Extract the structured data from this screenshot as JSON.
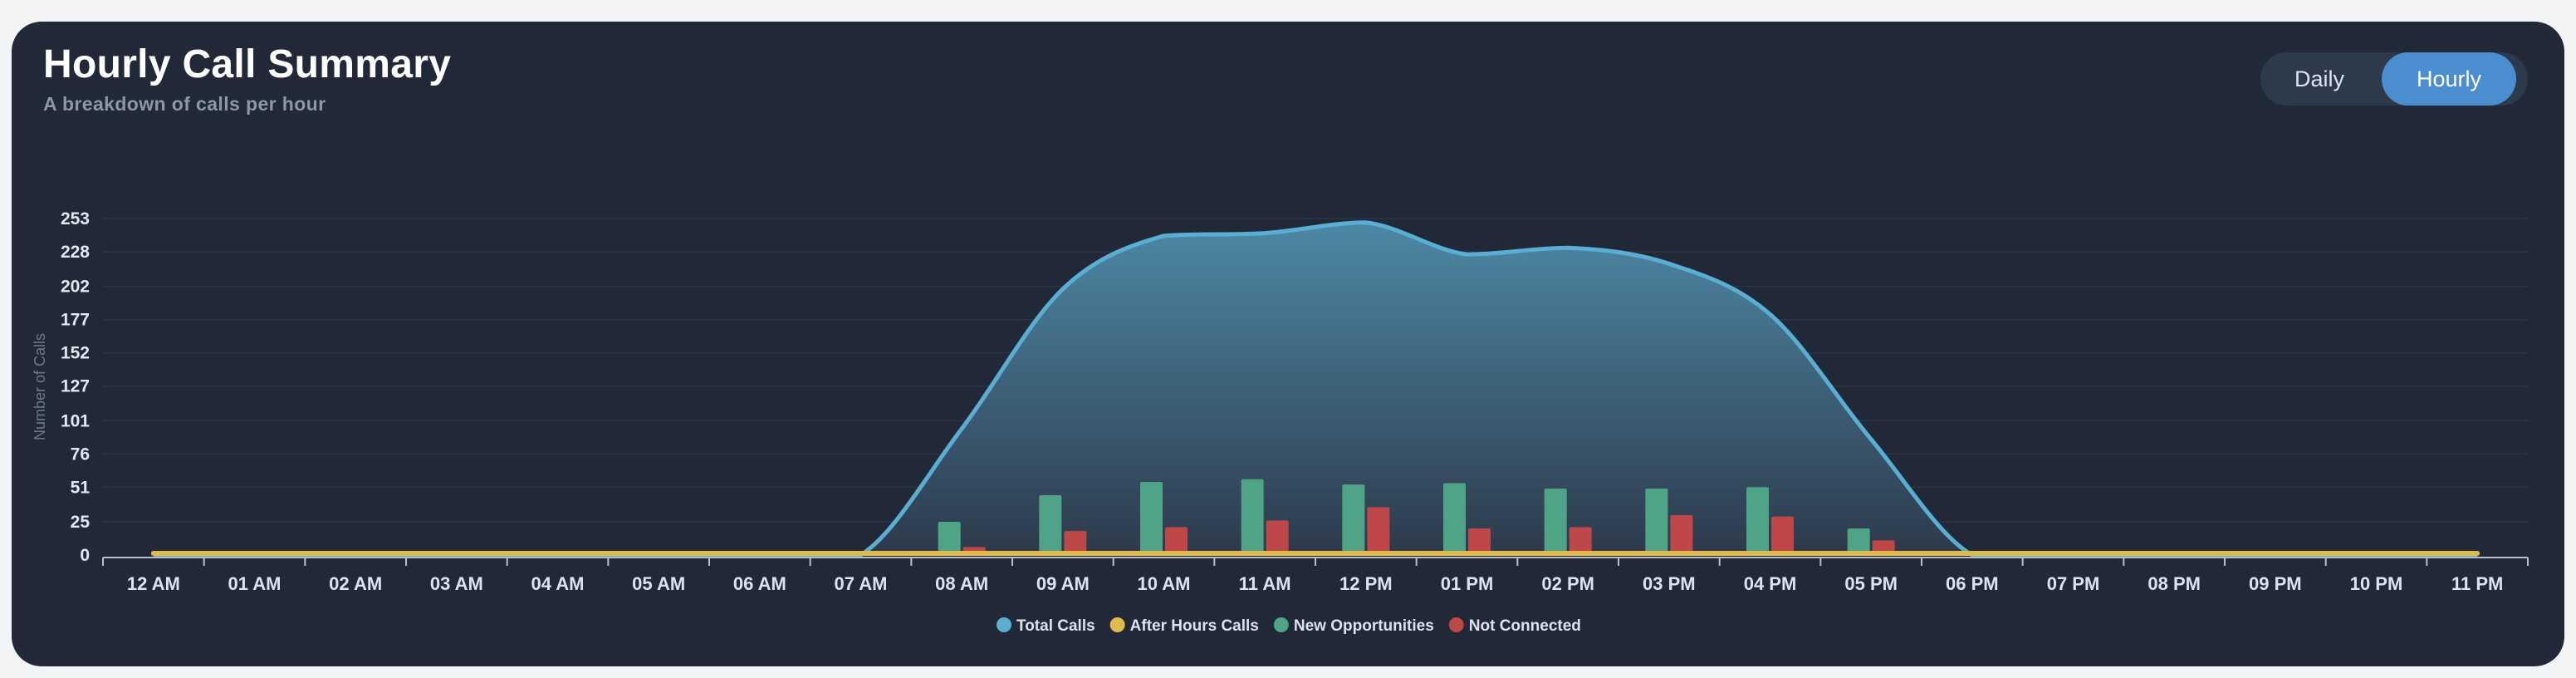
{
  "header": {
    "title": "Hourly Call Summary",
    "subtitle": "A breakdown of calls per hour"
  },
  "toggle": {
    "daily_label": "Daily",
    "hourly_label": "Hourly",
    "selected": "Hourly"
  },
  "colors": {
    "total": "#5aaed3",
    "after_hours": "#e0bb4c",
    "new_opportunities": "#4fa488",
    "not_connected": "#bd4749",
    "grid": "#2b3546",
    "axis": "#b6c0cc"
  },
  "chart_data": {
    "type": "area",
    "ylabel": "Number of Calls",
    "ylim": [
      0,
      253
    ],
    "yticks": [
      0,
      25,
      51,
      76,
      101,
      127,
      152,
      177,
      202,
      228,
      253
    ],
    "categories": [
      "12 AM",
      "01 AM",
      "02 AM",
      "03 AM",
      "04 AM",
      "05 AM",
      "06 AM",
      "07 AM",
      "08 AM",
      "09 AM",
      "10 AM",
      "11 AM",
      "12 PM",
      "01 PM",
      "02 PM",
      "03 PM",
      "04 PM",
      "05 PM",
      "06 PM",
      "07 PM",
      "08 PM",
      "09 PM",
      "10 PM",
      "11 PM"
    ],
    "grid": true,
    "legend_position": "bottom",
    "series": [
      {
        "name": "Total Calls",
        "type": "area",
        "values": [
          0,
          0,
          0,
          0,
          0,
          0,
          0,
          0,
          95,
          200,
          240,
          242,
          250,
          226,
          231,
          219,
          181,
          87,
          0,
          0,
          0,
          0,
          0,
          0
        ]
      },
      {
        "name": "After Hours Calls",
        "type": "line",
        "values": [
          0,
          0,
          0,
          0,
          0,
          0,
          0,
          0,
          0,
          0,
          0,
          0,
          0,
          0,
          0,
          0,
          0,
          0,
          0,
          0,
          0,
          0,
          0,
          0
        ]
      },
      {
        "name": "New Opportunities",
        "type": "bar",
        "values": [
          0,
          0,
          0,
          0,
          0,
          0,
          0,
          0,
          25,
          45,
          55,
          57,
          53,
          54,
          50,
          50,
          51,
          20,
          0,
          0,
          0,
          0,
          0,
          0
        ]
      },
      {
        "name": "Not Connected",
        "type": "bar",
        "values": [
          0,
          0,
          0,
          0,
          0,
          0,
          0,
          0,
          6,
          18,
          21,
          26,
          36,
          20,
          21,
          30,
          29,
          11,
          0,
          0,
          0,
          0,
          0,
          0
        ]
      }
    ]
  }
}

==========

Problem to work on:
Pull every line containing "type" out of the data above.

Output for this exercise:
    "type": "area",
        "type": "area",
        "type": "line",
        "type": "bar",
        "type": "bar",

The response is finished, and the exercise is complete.